Stated task => Where does the string "Weiyang" appear in the records? Copy every line that contains it.
━━━ Records shown ━━━
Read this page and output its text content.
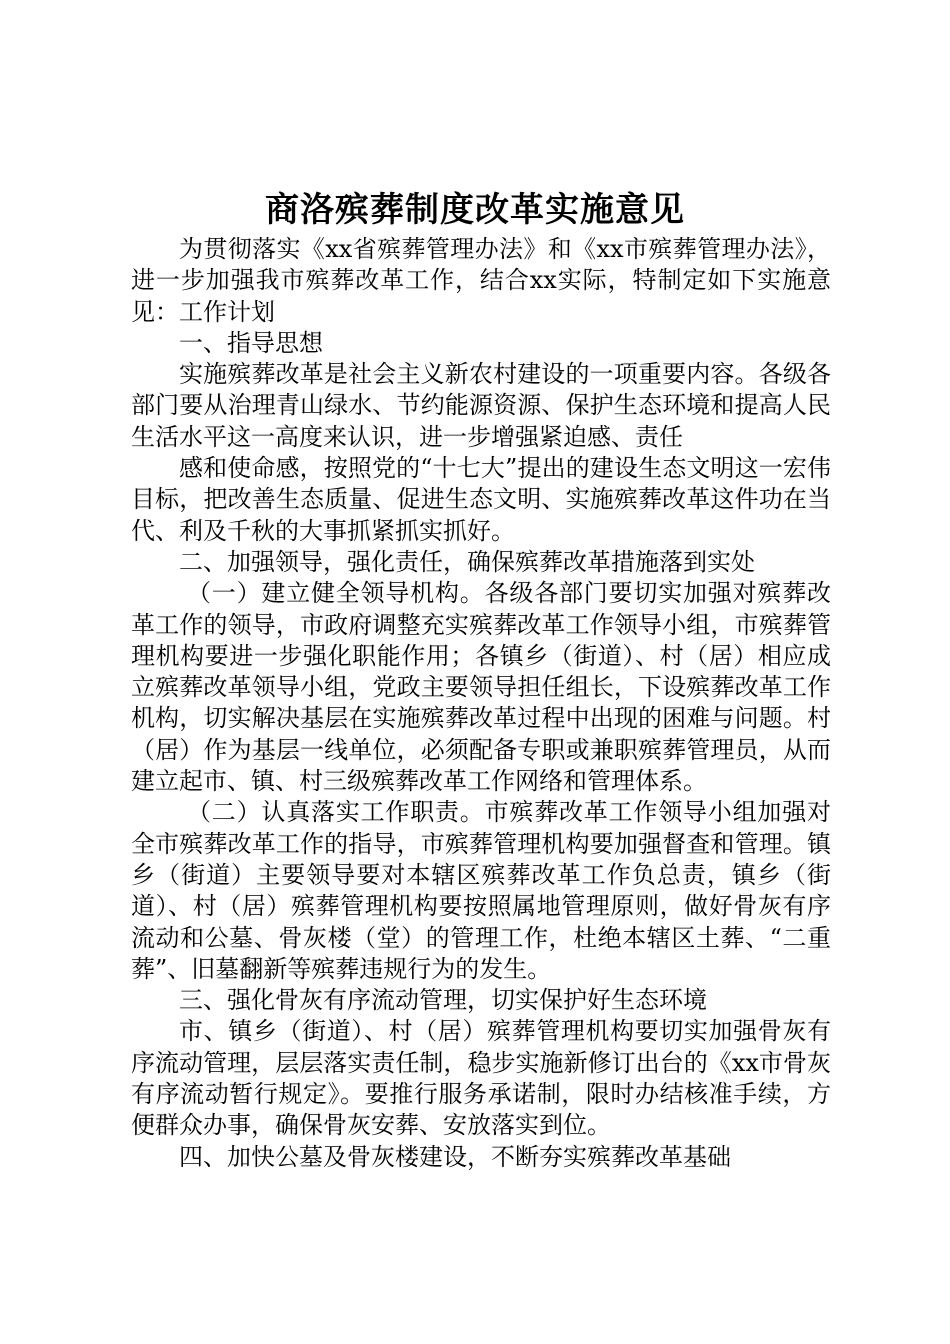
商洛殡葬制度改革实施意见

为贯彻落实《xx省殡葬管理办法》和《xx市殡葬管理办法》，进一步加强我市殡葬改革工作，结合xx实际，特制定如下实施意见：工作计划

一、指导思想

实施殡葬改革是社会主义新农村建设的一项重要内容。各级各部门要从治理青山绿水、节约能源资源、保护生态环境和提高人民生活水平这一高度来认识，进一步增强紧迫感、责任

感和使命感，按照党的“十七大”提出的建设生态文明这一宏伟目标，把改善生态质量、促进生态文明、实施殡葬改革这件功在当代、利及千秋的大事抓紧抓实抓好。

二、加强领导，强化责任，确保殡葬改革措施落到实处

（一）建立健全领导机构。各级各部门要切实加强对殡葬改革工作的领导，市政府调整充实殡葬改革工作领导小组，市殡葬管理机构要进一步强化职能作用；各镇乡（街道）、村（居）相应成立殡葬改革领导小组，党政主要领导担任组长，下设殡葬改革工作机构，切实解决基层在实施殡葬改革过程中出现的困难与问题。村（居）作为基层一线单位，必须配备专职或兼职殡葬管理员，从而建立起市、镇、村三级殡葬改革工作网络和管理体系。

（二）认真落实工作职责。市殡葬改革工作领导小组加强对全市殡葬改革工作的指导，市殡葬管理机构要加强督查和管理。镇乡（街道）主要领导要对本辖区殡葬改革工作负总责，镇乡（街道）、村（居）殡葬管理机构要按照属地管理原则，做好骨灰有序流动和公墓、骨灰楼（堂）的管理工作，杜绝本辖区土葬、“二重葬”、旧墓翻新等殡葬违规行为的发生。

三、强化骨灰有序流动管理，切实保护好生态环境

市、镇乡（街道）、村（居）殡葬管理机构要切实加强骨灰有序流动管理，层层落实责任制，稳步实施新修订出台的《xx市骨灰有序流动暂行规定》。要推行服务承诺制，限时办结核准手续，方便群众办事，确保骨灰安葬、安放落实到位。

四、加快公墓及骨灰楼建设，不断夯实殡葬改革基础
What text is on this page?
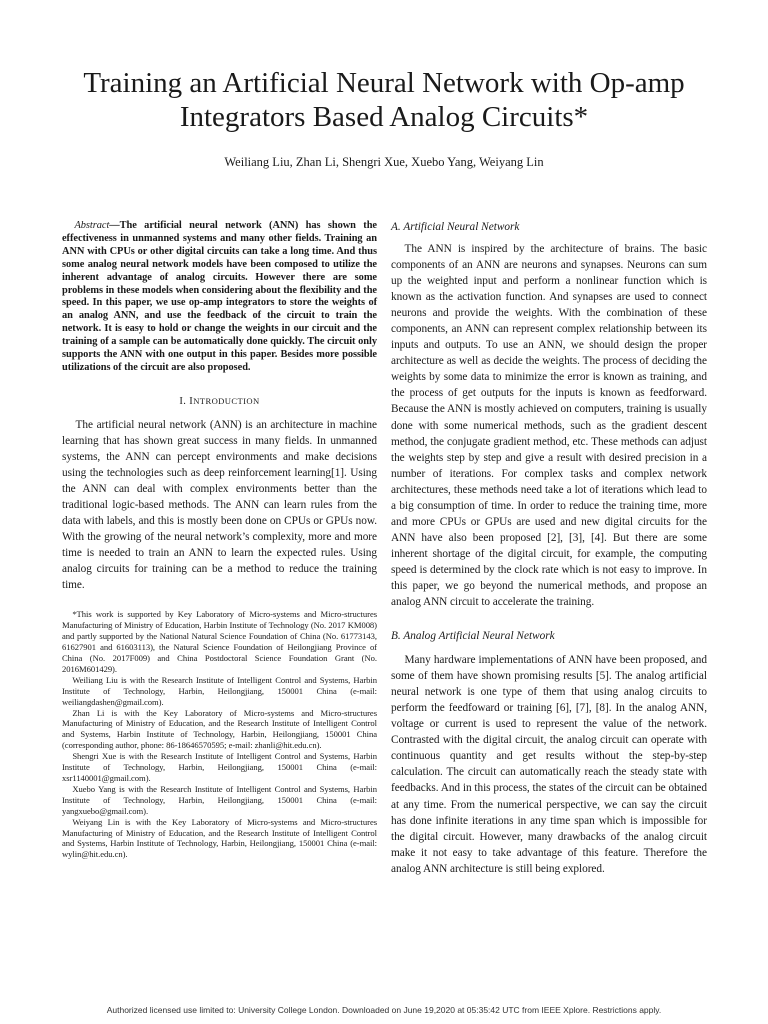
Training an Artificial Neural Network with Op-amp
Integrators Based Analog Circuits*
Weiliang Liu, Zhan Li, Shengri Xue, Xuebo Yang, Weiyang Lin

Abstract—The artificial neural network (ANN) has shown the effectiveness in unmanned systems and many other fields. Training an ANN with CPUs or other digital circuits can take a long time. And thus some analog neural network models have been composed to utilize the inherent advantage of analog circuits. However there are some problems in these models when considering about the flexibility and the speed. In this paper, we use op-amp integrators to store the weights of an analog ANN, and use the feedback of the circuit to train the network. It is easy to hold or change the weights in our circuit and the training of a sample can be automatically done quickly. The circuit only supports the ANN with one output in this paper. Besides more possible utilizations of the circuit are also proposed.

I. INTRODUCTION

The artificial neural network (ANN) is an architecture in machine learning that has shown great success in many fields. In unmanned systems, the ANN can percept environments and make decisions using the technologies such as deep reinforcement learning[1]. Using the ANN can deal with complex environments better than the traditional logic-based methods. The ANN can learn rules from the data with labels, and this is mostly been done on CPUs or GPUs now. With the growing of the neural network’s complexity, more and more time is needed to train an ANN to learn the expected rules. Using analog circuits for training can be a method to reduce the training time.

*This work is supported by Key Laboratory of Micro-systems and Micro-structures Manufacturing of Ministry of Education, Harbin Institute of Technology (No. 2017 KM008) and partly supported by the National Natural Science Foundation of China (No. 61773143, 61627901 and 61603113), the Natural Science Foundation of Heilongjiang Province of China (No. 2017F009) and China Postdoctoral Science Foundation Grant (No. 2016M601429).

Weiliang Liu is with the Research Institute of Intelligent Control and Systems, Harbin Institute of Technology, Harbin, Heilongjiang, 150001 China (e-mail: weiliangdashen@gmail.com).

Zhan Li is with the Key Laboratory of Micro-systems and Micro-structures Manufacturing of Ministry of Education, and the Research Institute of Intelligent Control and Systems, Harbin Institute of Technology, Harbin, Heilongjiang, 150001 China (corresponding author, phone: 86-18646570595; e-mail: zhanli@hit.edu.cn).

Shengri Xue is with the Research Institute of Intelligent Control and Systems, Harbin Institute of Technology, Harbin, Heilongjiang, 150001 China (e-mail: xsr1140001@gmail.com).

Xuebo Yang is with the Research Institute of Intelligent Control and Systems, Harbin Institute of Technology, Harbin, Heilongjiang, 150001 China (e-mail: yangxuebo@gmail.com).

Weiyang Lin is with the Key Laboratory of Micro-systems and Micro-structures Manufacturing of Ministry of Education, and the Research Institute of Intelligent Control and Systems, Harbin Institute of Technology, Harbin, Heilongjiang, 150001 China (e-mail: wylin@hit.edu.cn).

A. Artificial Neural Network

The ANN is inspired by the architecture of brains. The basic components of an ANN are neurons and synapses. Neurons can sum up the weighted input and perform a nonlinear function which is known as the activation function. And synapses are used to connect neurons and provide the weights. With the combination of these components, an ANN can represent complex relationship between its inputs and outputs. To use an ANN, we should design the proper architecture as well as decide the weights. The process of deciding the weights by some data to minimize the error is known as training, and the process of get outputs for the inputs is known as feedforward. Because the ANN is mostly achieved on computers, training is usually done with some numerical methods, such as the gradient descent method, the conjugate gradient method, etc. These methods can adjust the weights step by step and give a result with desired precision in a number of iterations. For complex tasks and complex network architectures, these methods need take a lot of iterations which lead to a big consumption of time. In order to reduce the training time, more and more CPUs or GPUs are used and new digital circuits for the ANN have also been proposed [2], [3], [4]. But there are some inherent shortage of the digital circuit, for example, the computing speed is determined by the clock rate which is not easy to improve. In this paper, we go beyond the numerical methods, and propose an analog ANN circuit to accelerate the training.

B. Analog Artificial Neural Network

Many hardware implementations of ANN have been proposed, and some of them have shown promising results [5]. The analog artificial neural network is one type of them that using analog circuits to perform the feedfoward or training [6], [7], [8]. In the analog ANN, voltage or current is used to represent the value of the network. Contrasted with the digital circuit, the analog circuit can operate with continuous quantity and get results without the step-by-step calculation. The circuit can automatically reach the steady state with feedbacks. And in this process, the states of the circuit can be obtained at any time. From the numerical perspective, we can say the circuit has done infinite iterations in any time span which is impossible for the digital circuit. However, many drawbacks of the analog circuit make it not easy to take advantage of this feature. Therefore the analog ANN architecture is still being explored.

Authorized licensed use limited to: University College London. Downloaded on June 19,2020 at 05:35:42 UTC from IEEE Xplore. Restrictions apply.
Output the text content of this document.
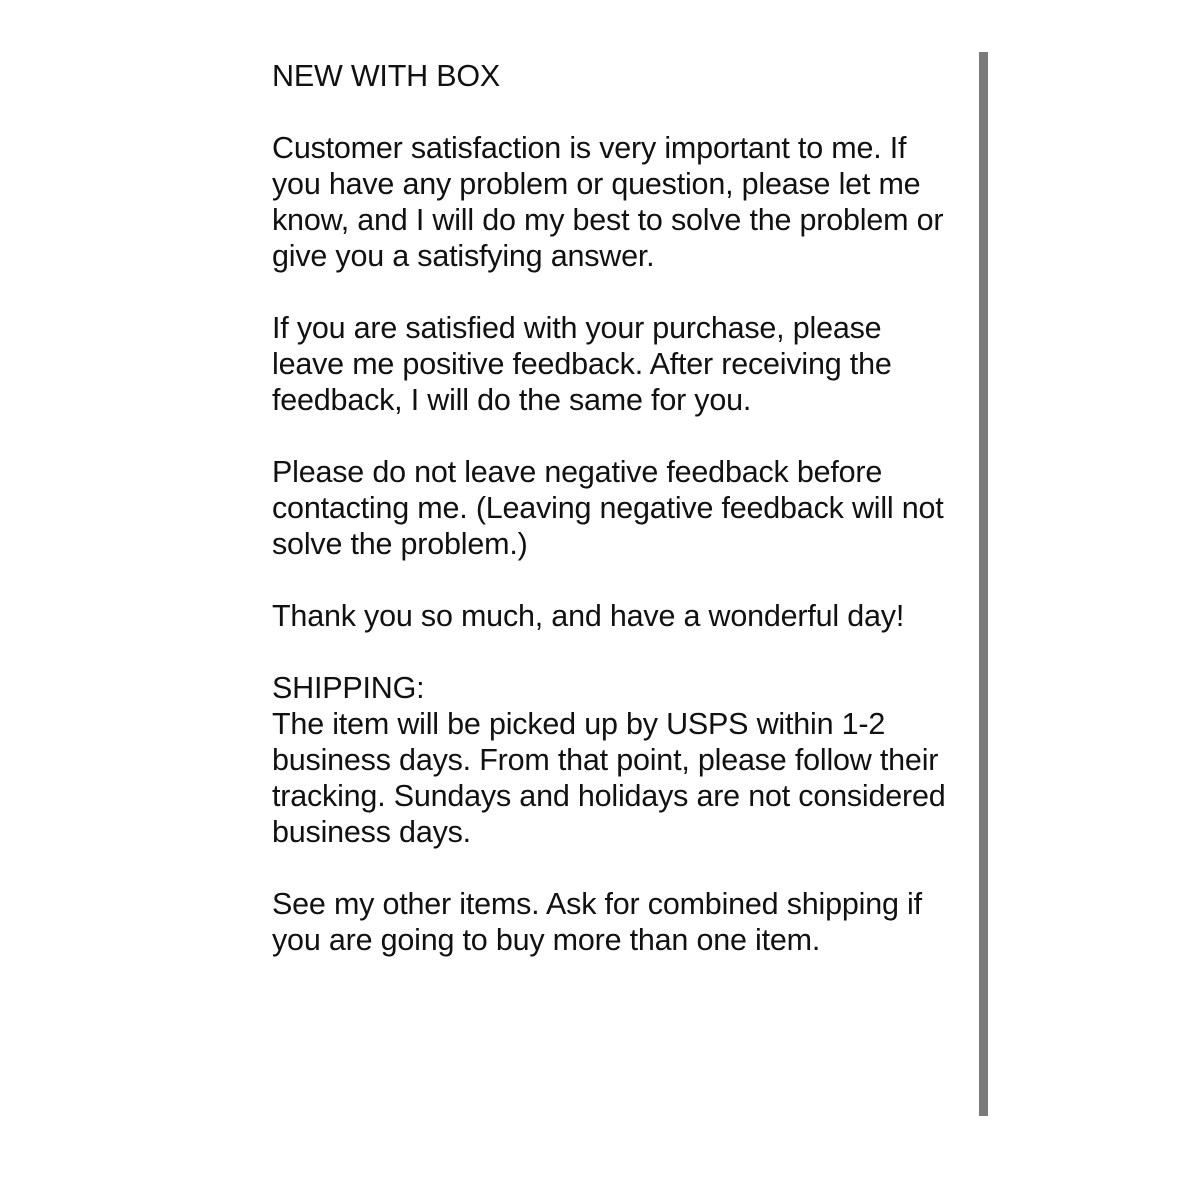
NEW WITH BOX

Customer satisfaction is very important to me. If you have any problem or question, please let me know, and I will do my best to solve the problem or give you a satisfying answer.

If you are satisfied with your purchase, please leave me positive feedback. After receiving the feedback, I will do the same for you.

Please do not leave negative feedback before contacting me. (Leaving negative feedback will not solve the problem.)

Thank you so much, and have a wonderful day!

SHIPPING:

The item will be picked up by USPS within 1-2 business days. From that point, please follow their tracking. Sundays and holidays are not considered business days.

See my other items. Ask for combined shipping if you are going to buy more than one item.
━━━
Finished answer =>
Weiliang Liu, Zhan Li, Shengri Xue, Xuebo Yang, Weiyang Lin
Weiyang Lin is with the Key Laboratory of Micro-systems and Micro-structures Manufacturing of Ministry of Education, and the Research Institute of Intelligent Control and Systems, Harbin Institute of Technology, Harbin, Heilongjiang, 150001 China (e-mail: wylin@hit.edu.cn).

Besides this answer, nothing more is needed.